### Task brief
Can you find the lines of the listing that include "amount" and copy every one?

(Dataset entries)
_ _ _
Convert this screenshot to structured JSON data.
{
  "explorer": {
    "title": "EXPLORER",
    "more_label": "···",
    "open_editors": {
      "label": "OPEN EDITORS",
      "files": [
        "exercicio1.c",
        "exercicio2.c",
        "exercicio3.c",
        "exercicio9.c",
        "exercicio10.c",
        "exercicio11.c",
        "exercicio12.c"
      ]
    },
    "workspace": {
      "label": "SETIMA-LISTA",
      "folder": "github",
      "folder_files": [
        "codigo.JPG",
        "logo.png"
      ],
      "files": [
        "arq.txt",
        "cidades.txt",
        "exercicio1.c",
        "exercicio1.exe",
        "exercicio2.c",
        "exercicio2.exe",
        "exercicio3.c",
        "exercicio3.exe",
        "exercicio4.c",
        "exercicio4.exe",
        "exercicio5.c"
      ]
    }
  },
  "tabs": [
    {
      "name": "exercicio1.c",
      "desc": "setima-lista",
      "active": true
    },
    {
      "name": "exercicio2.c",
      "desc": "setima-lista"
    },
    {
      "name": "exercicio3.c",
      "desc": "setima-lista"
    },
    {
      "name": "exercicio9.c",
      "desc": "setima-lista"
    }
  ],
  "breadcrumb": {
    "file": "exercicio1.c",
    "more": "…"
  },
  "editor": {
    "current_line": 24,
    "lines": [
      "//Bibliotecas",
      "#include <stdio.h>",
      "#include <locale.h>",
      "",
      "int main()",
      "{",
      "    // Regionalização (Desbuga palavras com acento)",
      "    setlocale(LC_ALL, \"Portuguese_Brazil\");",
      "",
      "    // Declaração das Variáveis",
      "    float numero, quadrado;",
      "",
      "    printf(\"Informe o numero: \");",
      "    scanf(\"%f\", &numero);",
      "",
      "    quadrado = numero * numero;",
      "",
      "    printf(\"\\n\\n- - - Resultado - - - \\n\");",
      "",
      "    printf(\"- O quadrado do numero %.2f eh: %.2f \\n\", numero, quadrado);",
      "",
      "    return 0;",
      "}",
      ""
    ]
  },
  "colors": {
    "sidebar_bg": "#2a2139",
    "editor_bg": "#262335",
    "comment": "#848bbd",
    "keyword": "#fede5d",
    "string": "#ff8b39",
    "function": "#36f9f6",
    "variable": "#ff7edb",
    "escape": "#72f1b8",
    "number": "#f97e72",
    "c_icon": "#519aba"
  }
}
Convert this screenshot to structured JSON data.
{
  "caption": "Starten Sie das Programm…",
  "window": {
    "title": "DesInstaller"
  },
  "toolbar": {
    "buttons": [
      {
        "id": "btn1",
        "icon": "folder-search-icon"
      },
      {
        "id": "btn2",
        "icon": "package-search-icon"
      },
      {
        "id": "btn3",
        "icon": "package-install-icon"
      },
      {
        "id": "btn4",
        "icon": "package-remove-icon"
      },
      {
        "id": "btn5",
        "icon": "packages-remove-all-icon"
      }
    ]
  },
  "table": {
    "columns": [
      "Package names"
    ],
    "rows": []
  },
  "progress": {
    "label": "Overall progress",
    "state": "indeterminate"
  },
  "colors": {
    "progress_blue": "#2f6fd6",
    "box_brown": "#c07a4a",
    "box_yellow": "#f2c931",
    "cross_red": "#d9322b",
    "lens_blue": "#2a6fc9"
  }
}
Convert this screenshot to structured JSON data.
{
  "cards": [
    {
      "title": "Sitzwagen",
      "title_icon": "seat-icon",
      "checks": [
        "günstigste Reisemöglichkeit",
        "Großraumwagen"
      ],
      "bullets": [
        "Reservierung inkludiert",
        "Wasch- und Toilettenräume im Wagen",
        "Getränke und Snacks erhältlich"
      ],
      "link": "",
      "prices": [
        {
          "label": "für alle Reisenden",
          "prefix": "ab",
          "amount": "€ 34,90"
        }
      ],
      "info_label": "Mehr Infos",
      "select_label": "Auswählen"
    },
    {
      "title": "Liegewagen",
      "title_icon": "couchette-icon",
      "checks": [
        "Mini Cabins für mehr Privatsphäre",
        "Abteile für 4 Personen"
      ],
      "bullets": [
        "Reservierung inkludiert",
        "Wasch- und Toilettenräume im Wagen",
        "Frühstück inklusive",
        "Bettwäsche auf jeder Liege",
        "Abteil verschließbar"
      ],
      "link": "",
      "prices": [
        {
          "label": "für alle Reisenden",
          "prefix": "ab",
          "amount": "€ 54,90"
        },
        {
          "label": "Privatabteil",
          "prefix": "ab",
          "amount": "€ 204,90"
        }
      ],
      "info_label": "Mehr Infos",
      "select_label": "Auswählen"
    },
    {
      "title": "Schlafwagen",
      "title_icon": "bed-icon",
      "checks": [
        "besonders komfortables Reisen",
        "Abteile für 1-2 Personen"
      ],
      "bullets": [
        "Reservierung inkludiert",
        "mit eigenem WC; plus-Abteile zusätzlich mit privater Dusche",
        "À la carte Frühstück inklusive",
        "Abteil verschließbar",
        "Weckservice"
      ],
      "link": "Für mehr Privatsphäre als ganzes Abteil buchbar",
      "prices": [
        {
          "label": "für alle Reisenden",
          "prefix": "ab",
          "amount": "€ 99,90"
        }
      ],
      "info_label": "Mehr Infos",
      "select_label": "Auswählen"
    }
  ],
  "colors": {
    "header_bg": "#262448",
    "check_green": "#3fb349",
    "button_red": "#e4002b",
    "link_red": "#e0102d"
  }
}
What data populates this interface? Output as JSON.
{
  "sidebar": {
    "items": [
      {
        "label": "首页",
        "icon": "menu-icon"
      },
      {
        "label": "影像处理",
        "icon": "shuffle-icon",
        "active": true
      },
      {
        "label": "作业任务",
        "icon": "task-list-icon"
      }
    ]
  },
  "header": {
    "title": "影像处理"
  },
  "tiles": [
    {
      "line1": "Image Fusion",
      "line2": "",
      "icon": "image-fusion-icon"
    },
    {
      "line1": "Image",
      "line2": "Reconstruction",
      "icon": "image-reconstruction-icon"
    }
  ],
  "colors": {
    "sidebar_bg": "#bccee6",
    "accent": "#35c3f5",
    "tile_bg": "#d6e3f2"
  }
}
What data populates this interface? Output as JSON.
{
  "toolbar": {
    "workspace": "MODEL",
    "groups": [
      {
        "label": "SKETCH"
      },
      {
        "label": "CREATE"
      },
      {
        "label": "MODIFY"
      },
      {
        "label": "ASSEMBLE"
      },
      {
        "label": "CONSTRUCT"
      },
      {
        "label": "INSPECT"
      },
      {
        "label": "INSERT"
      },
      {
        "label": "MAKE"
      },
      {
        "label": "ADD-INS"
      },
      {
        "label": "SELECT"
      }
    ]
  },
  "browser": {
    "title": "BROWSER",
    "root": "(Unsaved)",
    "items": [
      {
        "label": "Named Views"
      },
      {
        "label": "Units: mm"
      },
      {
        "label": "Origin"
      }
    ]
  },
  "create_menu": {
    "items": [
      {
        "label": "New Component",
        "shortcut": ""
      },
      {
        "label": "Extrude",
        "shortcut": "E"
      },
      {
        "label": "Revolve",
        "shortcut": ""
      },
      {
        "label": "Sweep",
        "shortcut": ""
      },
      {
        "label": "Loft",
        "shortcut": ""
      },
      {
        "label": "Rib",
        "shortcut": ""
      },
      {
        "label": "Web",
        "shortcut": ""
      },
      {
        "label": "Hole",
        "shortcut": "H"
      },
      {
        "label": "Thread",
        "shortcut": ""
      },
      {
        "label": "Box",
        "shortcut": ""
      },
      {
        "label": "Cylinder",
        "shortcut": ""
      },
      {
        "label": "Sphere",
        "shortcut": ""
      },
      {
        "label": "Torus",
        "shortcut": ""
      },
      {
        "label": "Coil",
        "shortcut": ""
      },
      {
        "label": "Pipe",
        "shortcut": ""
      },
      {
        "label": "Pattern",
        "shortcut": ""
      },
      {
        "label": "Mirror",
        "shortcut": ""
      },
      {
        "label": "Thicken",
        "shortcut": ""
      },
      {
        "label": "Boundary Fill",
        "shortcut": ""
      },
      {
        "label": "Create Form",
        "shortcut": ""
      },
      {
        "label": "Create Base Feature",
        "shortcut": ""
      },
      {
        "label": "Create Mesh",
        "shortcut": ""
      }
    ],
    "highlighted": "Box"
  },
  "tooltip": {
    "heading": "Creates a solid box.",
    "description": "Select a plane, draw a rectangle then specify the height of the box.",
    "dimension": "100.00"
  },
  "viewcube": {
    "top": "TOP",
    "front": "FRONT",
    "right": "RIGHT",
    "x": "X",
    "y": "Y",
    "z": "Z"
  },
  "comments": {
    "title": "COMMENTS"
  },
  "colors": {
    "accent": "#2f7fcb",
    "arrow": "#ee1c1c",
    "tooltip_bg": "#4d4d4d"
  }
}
_ _ _
### Exercise answer
          "amount": "€ 34,90"
          "amount": "€ 54,90"
          "amount": "€ 204,90"
          "amount": "€ 99,90"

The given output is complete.